[Entries shown]
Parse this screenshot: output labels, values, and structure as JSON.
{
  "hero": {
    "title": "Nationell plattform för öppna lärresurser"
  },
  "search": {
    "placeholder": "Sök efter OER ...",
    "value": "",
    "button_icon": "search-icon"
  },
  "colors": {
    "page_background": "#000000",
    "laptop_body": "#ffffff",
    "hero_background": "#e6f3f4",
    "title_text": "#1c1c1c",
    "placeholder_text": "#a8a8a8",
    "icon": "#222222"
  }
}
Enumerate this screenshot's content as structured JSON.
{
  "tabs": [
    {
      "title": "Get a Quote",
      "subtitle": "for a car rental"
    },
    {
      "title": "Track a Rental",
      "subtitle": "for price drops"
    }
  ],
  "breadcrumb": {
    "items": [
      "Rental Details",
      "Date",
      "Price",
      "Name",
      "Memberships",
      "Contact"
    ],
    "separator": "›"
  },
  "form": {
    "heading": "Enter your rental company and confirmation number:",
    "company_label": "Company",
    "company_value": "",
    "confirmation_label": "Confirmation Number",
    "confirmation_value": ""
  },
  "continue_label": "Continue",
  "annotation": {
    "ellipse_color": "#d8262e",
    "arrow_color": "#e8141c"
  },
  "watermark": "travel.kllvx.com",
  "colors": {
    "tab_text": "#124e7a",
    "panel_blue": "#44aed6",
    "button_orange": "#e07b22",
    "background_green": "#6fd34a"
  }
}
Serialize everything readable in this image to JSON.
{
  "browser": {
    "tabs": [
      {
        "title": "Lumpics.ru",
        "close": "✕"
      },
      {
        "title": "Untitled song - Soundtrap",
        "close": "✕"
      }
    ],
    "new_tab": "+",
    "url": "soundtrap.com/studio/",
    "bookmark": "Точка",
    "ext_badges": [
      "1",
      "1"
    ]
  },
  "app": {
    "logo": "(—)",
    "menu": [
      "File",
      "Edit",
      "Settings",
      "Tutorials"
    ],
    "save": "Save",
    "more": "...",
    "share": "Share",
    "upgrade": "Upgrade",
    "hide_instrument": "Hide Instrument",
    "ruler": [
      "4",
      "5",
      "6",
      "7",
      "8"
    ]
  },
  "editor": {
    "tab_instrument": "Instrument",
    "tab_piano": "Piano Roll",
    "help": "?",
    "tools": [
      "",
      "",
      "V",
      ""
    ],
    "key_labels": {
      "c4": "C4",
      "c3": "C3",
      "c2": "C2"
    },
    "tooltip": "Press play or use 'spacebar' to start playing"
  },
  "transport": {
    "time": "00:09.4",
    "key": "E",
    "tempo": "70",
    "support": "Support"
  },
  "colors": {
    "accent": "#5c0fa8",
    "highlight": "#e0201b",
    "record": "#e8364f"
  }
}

[Instructions for the task] Your answer should consist only of the lines from the one with "Enumerate this screenshot's" through the end of the data above, reproduced exactly.

[Finished answer]
Enumerate this screenshot's content as structured JSON.
{
  "tabs": [
    {
      "title": "Get a Quote",
      "subtitle": "for a car rental"
    },
    {
      "title": "Track a Rental",
      "subtitle": "for price drops"
    }
  ],
  "breadcrumb": {
    "items": [
      "Rental Details",
      "Date",
      "Price",
      "Name",
      "Memberships",
      "Contact"
    ],
    "separator": "›"
  },
  "form": {
    "heading": "Enter your rental company and confirmation number:",
    "company_label": "Company",
    "company_value": "",
    "confirmation_label": "Confirmation Number",
    "confirmation_value": ""
  },
  "continue_label": "Continue",
  "annotation": {
    "ellipse_color": "#d8262e",
    "arrow_color": "#e8141c"
  },
  "watermark": "travel.kllvx.com",
  "colors": {
    "tab_text": "#124e7a",
    "panel_blue": "#44aed6",
    "button_orange": "#e07b22",
    "background_green": "#6fd34a"
  }
}
Serialize everything readable in this image to JSON.
{
  "browser": {
    "tabs": [
      {
        "title": "Lumpics.ru",
        "close": "✕"
      },
      {
        "title": "Untitled song - Soundtrap",
        "close": "✕"
      }
    ],
    "new_tab": "+",
    "url": "soundtrap.com/studio/",
    "bookmark": "Точка",
    "ext_badges": [
      "1",
      "1"
    ]
  },
  "app": {
    "logo": "(—)",
    "menu": [
      "File",
      "Edit",
      "Settings",
      "Tutorials"
    ],
    "save": "Save",
    "more": "...",
    "share": "Share",
    "upgrade": "Upgrade",
    "hide_instrument": "Hide Instrument",
    "ruler": [
      "4",
      "5",
      "6",
      "7",
      "8"
    ]
  },
  "editor": {
    "tab_instrument": "Instrument",
    "tab_piano": "Piano Roll",
    "help": "?",
    "tools": [
      "",
      "",
      "V",
      ""
    ],
    "key_labels": {
      "c4": "C4",
      "c3": "C3",
      "c2": "C2"
    },
    "tooltip": "Press play or use 'spacebar' to start playing"
  },
  "transport": {
    "time": "00:09.4",
    "key": "E",
    "tempo": "70",
    "support": "Support"
  },
  "colors": {
    "accent": "#5c0fa8",
    "highlight": "#e0201b",
    "record": "#e8364f"
  }
}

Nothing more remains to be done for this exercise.